------ Provided material ------

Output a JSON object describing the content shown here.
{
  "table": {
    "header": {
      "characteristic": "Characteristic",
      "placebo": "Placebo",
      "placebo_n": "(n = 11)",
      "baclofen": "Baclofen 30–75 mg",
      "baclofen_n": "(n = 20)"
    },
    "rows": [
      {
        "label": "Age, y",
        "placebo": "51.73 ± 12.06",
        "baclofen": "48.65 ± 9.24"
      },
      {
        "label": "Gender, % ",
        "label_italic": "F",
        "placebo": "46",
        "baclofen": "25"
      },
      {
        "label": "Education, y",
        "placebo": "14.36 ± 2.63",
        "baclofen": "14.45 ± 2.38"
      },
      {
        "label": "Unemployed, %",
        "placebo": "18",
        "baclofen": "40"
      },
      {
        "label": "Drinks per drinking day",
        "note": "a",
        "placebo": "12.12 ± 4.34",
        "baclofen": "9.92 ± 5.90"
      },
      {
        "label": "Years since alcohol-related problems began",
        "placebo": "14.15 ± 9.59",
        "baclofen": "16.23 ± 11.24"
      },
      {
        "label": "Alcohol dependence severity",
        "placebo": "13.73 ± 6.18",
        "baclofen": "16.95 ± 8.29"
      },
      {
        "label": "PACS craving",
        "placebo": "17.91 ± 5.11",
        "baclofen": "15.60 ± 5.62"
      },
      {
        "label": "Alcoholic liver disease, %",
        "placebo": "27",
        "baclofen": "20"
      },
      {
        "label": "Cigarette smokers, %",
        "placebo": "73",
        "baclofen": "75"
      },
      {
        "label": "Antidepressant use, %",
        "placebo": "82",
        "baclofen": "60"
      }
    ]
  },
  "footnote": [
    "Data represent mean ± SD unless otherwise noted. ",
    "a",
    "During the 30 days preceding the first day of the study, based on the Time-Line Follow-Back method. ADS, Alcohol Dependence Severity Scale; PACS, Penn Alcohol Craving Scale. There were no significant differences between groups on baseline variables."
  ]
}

------

▸ **Written request**
Extract all lines as given.

▸ **Result for this task**
Output a JSON object describing the content shown here.
{
  "table": {
    "header": {
      "characteristic": "Characteristic",
      "placebo": "Placebo",
      "placebo_n": "(n = 11)",
      "baclofen": "Baclofen 30–75 mg",
      "baclofen_n": "(n = 20)"
    },
    "rows": [
      {
        "label": "Age, y",
        "placebo": "51.73 ± 12.06",
        "baclofen": "48.65 ± 9.24"
      },
      {
        "label": "Gender, % ",
        "label_italic": "F",
        "placebo": "46",
        "baclofen": "25"
      },
      {
        "label": "Education, y",
        "placebo": "14.36 ± 2.63",
        "baclofen": "14.45 ± 2.38"
      },
      {
        "label": "Unemployed, %",
        "placebo": "18",
        "baclofen": "40"
      },
      {
        "label": "Drinks per drinking day",
        "note": "a",
        "placebo": "12.12 ± 4.34",
        "baclofen": "9.92 ± 5.90"
      },
      {
        "label": "Years since alcohol-related problems began",
        "placebo": "14.15 ± 9.59",
        "baclofen": "16.23 ± 11.24"
      },
      {
        "label": "Alcohol dependence severity",
        "placebo": "13.73 ± 6.18",
        "baclofen": "16.95 ± 8.29"
      },
      {
        "label": "PACS craving",
        "placebo": "17.91 ± 5.11",
        "baclofen": "15.60 ± 5.62"
      },
      {
        "label": "Alcoholic liver disease, %",
        "placebo": "27",
        "baclofen": "20"
      },
      {
        "label": "Cigarette smokers, %",
        "placebo": "73",
        "baclofen": "75"
      },
      {
        "label": "Antidepressant use, %",
        "placebo": "82",
        "baclofen": "60"
      }
    ]
  },
  "footnote": [
    "Data represent mean ± SD unless otherwise noted. ",
    "a",
    "During the 30 days preceding the first day of the study, based on the Time-Line Follow-Back method. ADS, Alcohol Dependence Severity Scale; PACS, Penn Alcohol Craving Scale. There were no significant differences between groups on baseline variables."
  ]
}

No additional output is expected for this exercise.